--- PROBLEM DETAILS ---
Comb through the entries for "ylabel" and pull out each line that holds it.

--- WORKING DATA ---
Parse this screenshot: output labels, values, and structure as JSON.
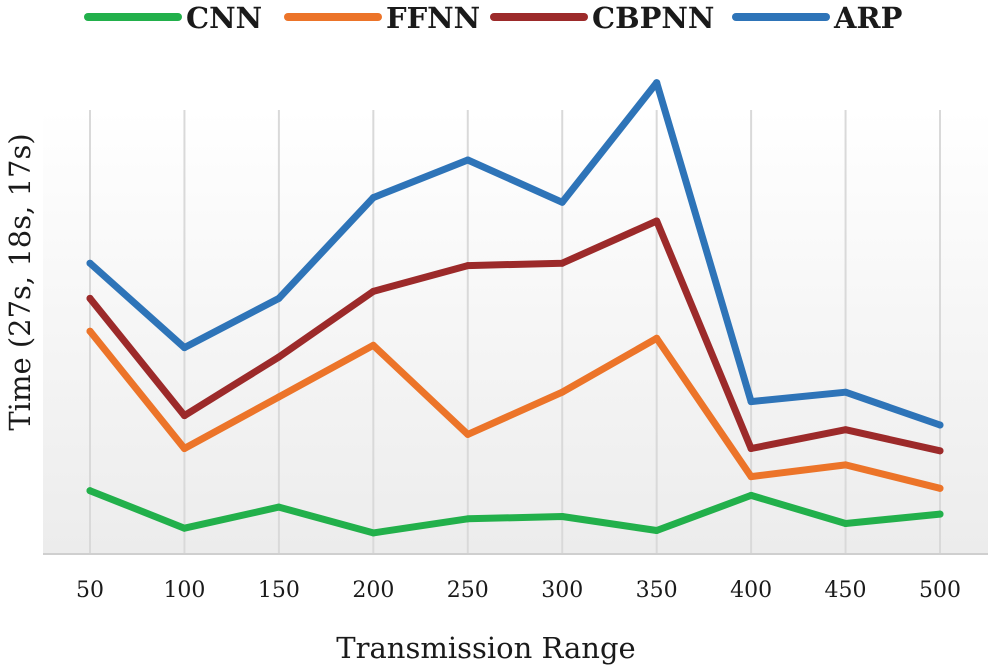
{
  "chart_data": {
    "type": "line",
    "title": "",
    "xlabel": "Transmission Range",
    "ylabel": "Time (27s, 18s, 17s)",
    "x": [
      50,
      100,
      150,
      200,
      250,
      300,
      350,
      400,
      450,
      500
    ],
    "x_tick_labels": [
      "50",
      "100",
      "150",
      "200",
      "250",
      "300",
      "350",
      "400",
      "450",
      "500"
    ],
    "ylim": [
      0,
      100
    ],
    "y_ticks_shown": false,
    "grid": "vertical",
    "legend_position": "top",
    "series": [
      {
        "name": "CNN",
        "color": "#22b04b",
        "values": [
          13.5,
          5.5,
          10,
          4.5,
          7.5,
          8,
          5,
          12.5,
          6.5,
          8.5
        ]
      },
      {
        "name": "FFNN",
        "color": "#ec7429",
        "values": [
          47.5,
          22.5,
          33.5,
          44.5,
          25.5,
          34.5,
          46,
          16.5,
          19,
          14
        ]
      },
      {
        "name": "CBPNN",
        "color": "#9c2a2a",
        "values": [
          54.5,
          29.5,
          42,
          56,
          61.5,
          62,
          71,
          22.5,
          26.5,
          22
        ]
      },
      {
        "name": "ARP",
        "color": "#2e74b8",
        "values": [
          62,
          44,
          54.5,
          76,
          84,
          75,
          100.5,
          32.5,
          34.5,
          27.5
        ]
      }
    ]
  }
}
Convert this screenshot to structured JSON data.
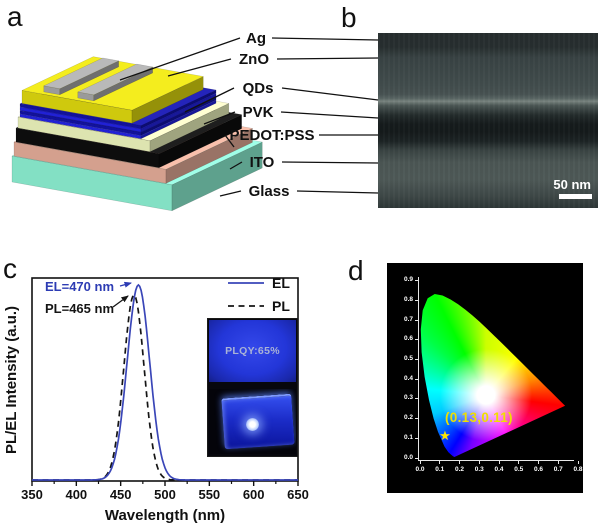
{
  "panels": {
    "a": "a",
    "b": "b",
    "c": "c",
    "d": "d"
  },
  "panel_a": {
    "layers": [
      {
        "label": "Ag",
        "color": "#9a9a9a"
      },
      {
        "label": "ZnO",
        "color": "#cfc90d"
      },
      {
        "label": "QDs",
        "color": "#2121d6"
      },
      {
        "label": "PVK",
        "color": "#dde4b0"
      },
      {
        "label": "PEDOT:PSS",
        "color": "#0d0d0d"
      },
      {
        "label": "ITO",
        "color": "#d4a08e"
      },
      {
        "label": "Glass",
        "color": "#83e0c4"
      }
    ]
  },
  "panel_b": {
    "scale_bar_label": "50 nm"
  },
  "chart_data": [
    {
      "panel": "c",
      "type": "line",
      "xlabel": "Wavelength (nm)",
      "ylabel": "PL/EL Intensity (a.u.)",
      "xlim": [
        350,
        650
      ],
      "xticks": [
        "350",
        "400",
        "450",
        "500",
        "550",
        "600",
        "650"
      ],
      "grid": false,
      "legend_position": "top-right",
      "series": [
        {
          "name": "EL",
          "line_style": "solid",
          "color": "#3a46b8",
          "peak_nm": 470,
          "fwhm_nm": 30,
          "amplitude": 1.0
        },
        {
          "name": "PL",
          "line_style": "dashed",
          "color": "#151515",
          "peak_nm": 465,
          "fwhm_nm": 27,
          "amplitude": 0.95
        }
      ],
      "annotations": [
        {
          "text": "EL=470 nm",
          "color": "#2d3cb4"
        },
        {
          "text": "PL=465 nm",
          "color": "#151515"
        }
      ],
      "inset_label": "PLQY:65%"
    },
    {
      "panel": "d",
      "type": "scatter",
      "subtype": "CIE 1931 chromaticity diagram",
      "xlim": [
        0.0,
        0.8
      ],
      "ylim": [
        0.0,
        0.9
      ],
      "xticks": [
        "0.0",
        "0.1",
        "0.2",
        "0.3",
        "0.4",
        "0.5",
        "0.6",
        "0.7",
        "0.8"
      ],
      "yticks": [
        "0.0",
        "0.1",
        "0.2",
        "0.3",
        "0.4",
        "0.5",
        "0.6",
        "0.7",
        "0.8",
        "0.9"
      ],
      "points": [
        {
          "x": 0.13,
          "y": 0.11,
          "marker": "star",
          "color": "#ffe600"
        }
      ],
      "annotation": {
        "text": "(0.13,0.11)",
        "color": "#efdf00"
      }
    }
  ]
}
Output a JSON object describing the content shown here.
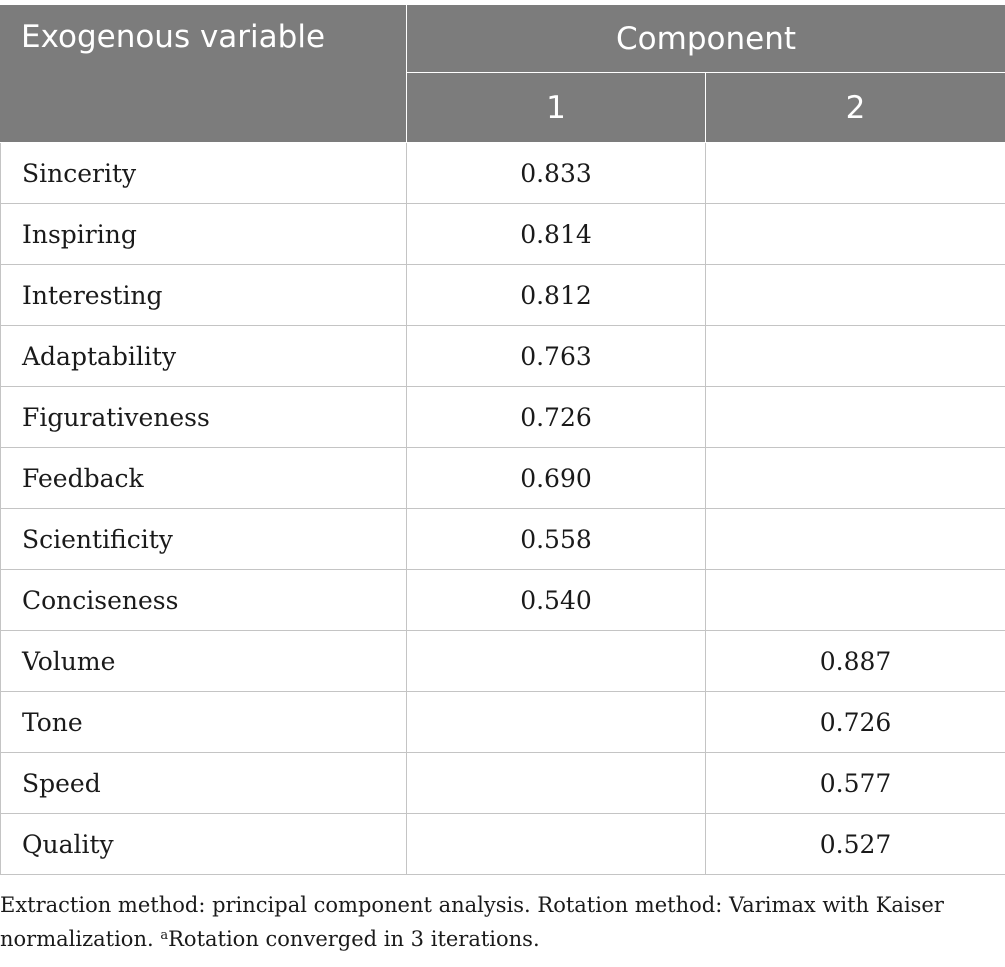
{
  "table": {
    "header": {
      "var_label": "Exogenous variable",
      "component_label": "Component",
      "component_numbers": [
        "1",
        "2"
      ]
    },
    "rows": [
      {
        "variable": "Sincerity",
        "c1": "0.833",
        "c2": ""
      },
      {
        "variable": "Inspiring",
        "c1": "0.814",
        "c2": ""
      },
      {
        "variable": "Interesting",
        "c1": "0.812",
        "c2": ""
      },
      {
        "variable": "Adaptability",
        "c1": "0.763",
        "c2": ""
      },
      {
        "variable": "Figurativeness",
        "c1": "0.726",
        "c2": ""
      },
      {
        "variable": "Feedback",
        "c1": "0.690",
        "c2": ""
      },
      {
        "variable": "Scientificity",
        "c1": "0.558",
        "c2": ""
      },
      {
        "variable": "Conciseness",
        "c1": "0.540",
        "c2": ""
      },
      {
        "variable": "Volume",
        "c1": "",
        "c2": "0.887"
      },
      {
        "variable": "Tone",
        "c1": "",
        "c2": "0.726"
      },
      {
        "variable": "Speed",
        "c1": "",
        "c2": "0.577"
      },
      {
        "variable": "Quality",
        "c1": "",
        "c2": "0.527"
      }
    ]
  },
  "footnote": {
    "text_main": "Extraction method: principal component analysis. Rotation method: Varimax with Kaiser normalization. ",
    "marker": "a",
    "text_tail": "Rotation converged in 3 iterations."
  },
  "colors": {
    "header_bg": "#7c7c7c",
    "header_text": "#ffffff",
    "grid_line": "#c4c4c4"
  }
}
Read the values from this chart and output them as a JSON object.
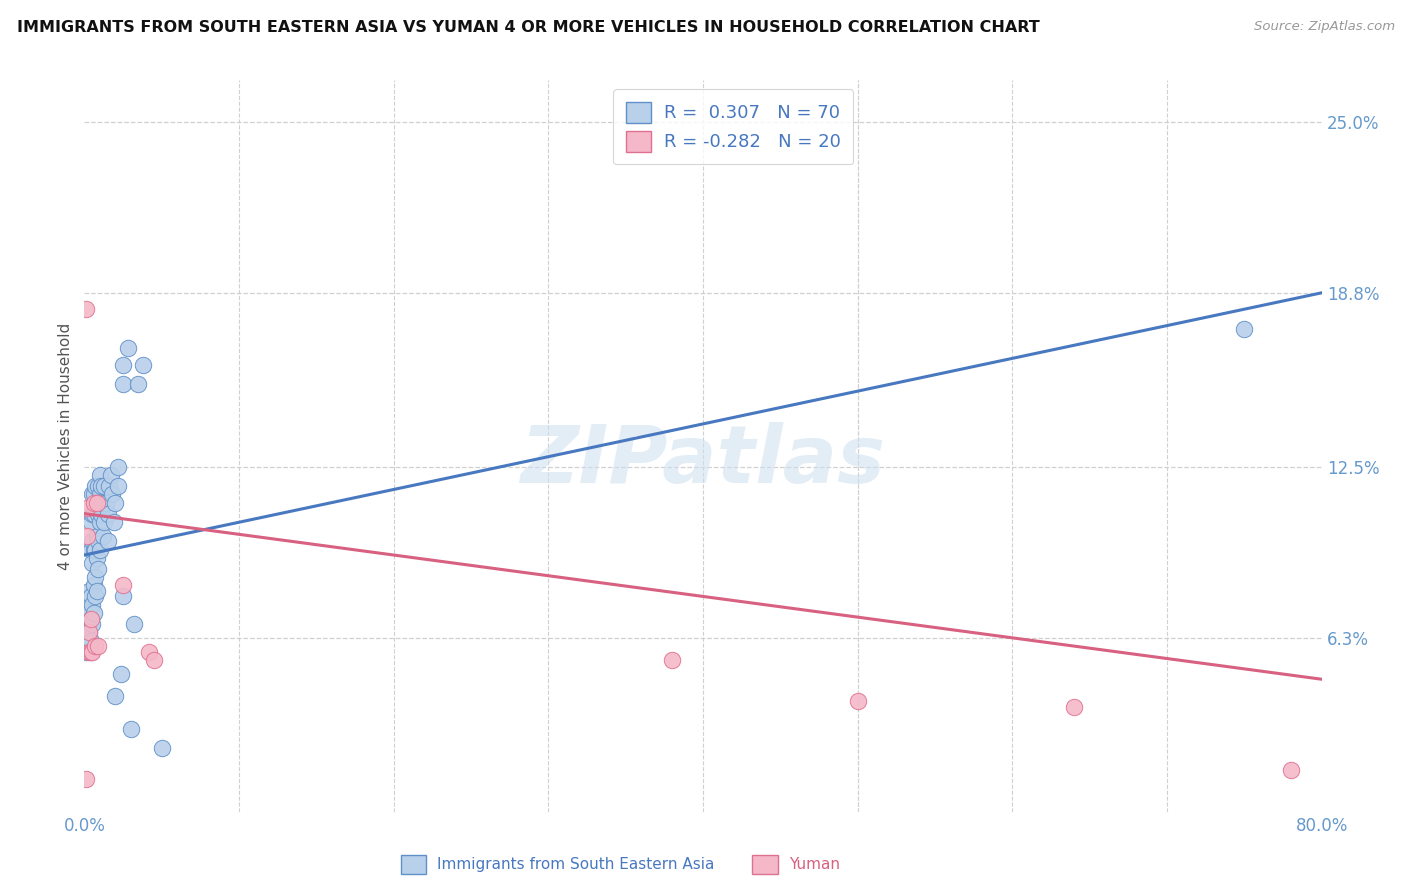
{
  "title": "IMMIGRANTS FROM SOUTH EASTERN ASIA VS YUMAN 4 OR MORE VEHICLES IN HOUSEHOLD CORRELATION CHART",
  "source": "Source: ZipAtlas.com",
  "ylabel": "4 or more Vehicles in Household",
  "watermark": "ZIPatlas",
  "xlim": [
    0.0,
    0.8
  ],
  "ylim": [
    0.0,
    0.265
  ],
  "yticks": [
    0.063,
    0.125,
    0.188,
    0.25
  ],
  "ytick_labels": [
    "6.3%",
    "12.5%",
    "18.8%",
    "25.0%"
  ],
  "xtick_show": [
    0.0,
    0.8
  ],
  "xtick_labels": [
    "0.0%",
    "80.0%"
  ],
  "xtick_minor": [
    0.1,
    0.2,
    0.3,
    0.4,
    0.5,
    0.6,
    0.7
  ],
  "blue_color": "#b8d0ea",
  "pink_color": "#f4b8c8",
  "blue_edge_color": "#6090c8",
  "pink_edge_color": "#e07090",
  "blue_line_color": "#4878c0",
  "pink_line_color": "#d86080",
  "axis_tick_color": "#6699cc",
  "title_color": "#111111",
  "background_color": "#ffffff",
  "grid_color": "#d0d0d0",
  "blue_scatter": [
    [
      0.001,
      0.058
    ],
    [
      0.001,
      0.065
    ],
    [
      0.001,
      0.07
    ],
    [
      0.002,
      0.06
    ],
    [
      0.002,
      0.068
    ],
    [
      0.002,
      0.075
    ],
    [
      0.003,
      0.065
    ],
    [
      0.003,
      0.072
    ],
    [
      0.003,
      0.08
    ],
    [
      0.004,
      0.062
    ],
    [
      0.004,
      0.07
    ],
    [
      0.004,
      0.078
    ],
    [
      0.004,
      0.095
    ],
    [
      0.004,
      0.105
    ],
    [
      0.005,
      0.068
    ],
    [
      0.005,
      0.075
    ],
    [
      0.005,
      0.09
    ],
    [
      0.005,
      0.098
    ],
    [
      0.005,
      0.108
    ],
    [
      0.005,
      0.115
    ],
    [
      0.006,
      0.072
    ],
    [
      0.006,
      0.082
    ],
    [
      0.006,
      0.095
    ],
    [
      0.006,
      0.108
    ],
    [
      0.006,
      0.115
    ],
    [
      0.007,
      0.078
    ],
    [
      0.007,
      0.085
    ],
    [
      0.007,
      0.095
    ],
    [
      0.007,
      0.11
    ],
    [
      0.007,
      0.118
    ],
    [
      0.008,
      0.08
    ],
    [
      0.008,
      0.092
    ],
    [
      0.008,
      0.1
    ],
    [
      0.008,
      0.112
    ],
    [
      0.009,
      0.088
    ],
    [
      0.009,
      0.098
    ],
    [
      0.009,
      0.108
    ],
    [
      0.009,
      0.118
    ],
    [
      0.01,
      0.095
    ],
    [
      0.01,
      0.105
    ],
    [
      0.01,
      0.115
    ],
    [
      0.01,
      0.122
    ],
    [
      0.011,
      0.108
    ],
    [
      0.011,
      0.118
    ],
    [
      0.012,
      0.1
    ],
    [
      0.012,
      0.112
    ],
    [
      0.013,
      0.105
    ],
    [
      0.013,
      0.118
    ],
    [
      0.014,
      0.112
    ],
    [
      0.015,
      0.098
    ],
    [
      0.015,
      0.108
    ],
    [
      0.016,
      0.118
    ],
    [
      0.017,
      0.122
    ],
    [
      0.018,
      0.115
    ],
    [
      0.019,
      0.105
    ],
    [
      0.02,
      0.042
    ],
    [
      0.02,
      0.112
    ],
    [
      0.022,
      0.118
    ],
    [
      0.022,
      0.125
    ],
    [
      0.024,
      0.05
    ],
    [
      0.025,
      0.078
    ],
    [
      0.025,
      0.155
    ],
    [
      0.025,
      0.162
    ],
    [
      0.028,
      0.168
    ],
    [
      0.03,
      0.03
    ],
    [
      0.032,
      0.068
    ],
    [
      0.035,
      0.155
    ],
    [
      0.038,
      0.162
    ],
    [
      0.05,
      0.023
    ],
    [
      0.75,
      0.175
    ]
  ],
  "pink_scatter": [
    [
      0.001,
      0.012
    ],
    [
      0.001,
      0.182
    ],
    [
      0.002,
      0.1
    ],
    [
      0.002,
      0.11
    ],
    [
      0.003,
      0.058
    ],
    [
      0.003,
      0.065
    ],
    [
      0.004,
      0.058
    ],
    [
      0.004,
      0.07
    ],
    [
      0.005,
      0.058
    ],
    [
      0.006,
      0.112
    ],
    [
      0.007,
      0.06
    ],
    [
      0.008,
      0.112
    ],
    [
      0.009,
      0.06
    ],
    [
      0.025,
      0.082
    ],
    [
      0.042,
      0.058
    ],
    [
      0.045,
      0.055
    ],
    [
      0.38,
      0.055
    ],
    [
      0.5,
      0.04
    ],
    [
      0.64,
      0.038
    ],
    [
      0.78,
      0.015
    ]
  ],
  "blue_trend_x": [
    0.0,
    0.8
  ],
  "blue_trend_y": [
    0.093,
    0.188
  ],
  "pink_trend_x": [
    0.0,
    0.8
  ],
  "pink_trend_y": [
    0.108,
    0.048
  ],
  "legend_blue_R_val": "0.307",
  "legend_blue_N_val": "70",
  "legend_pink_R_val": "-0.282",
  "legend_pink_N_val": "20",
  "bottom_label_blue": "Immigrants from South Eastern Asia",
  "bottom_label_pink": "Yuman"
}
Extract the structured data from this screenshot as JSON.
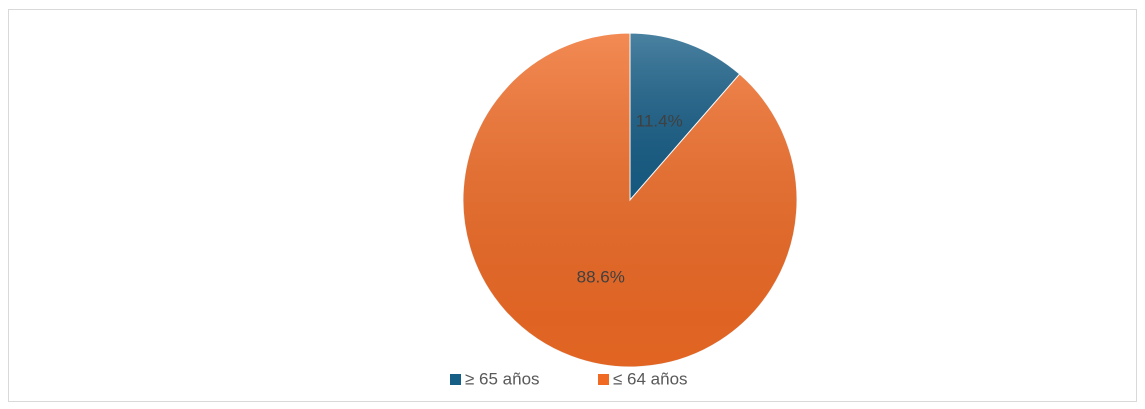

--- EXERCISE RESULT ---
    "ylabel": "Time (27s, 18s, 17s)",
      "ylabel": "PL/EL Intensity (a.u.)",
  "ylabel": "4 or more Vehicles in Household",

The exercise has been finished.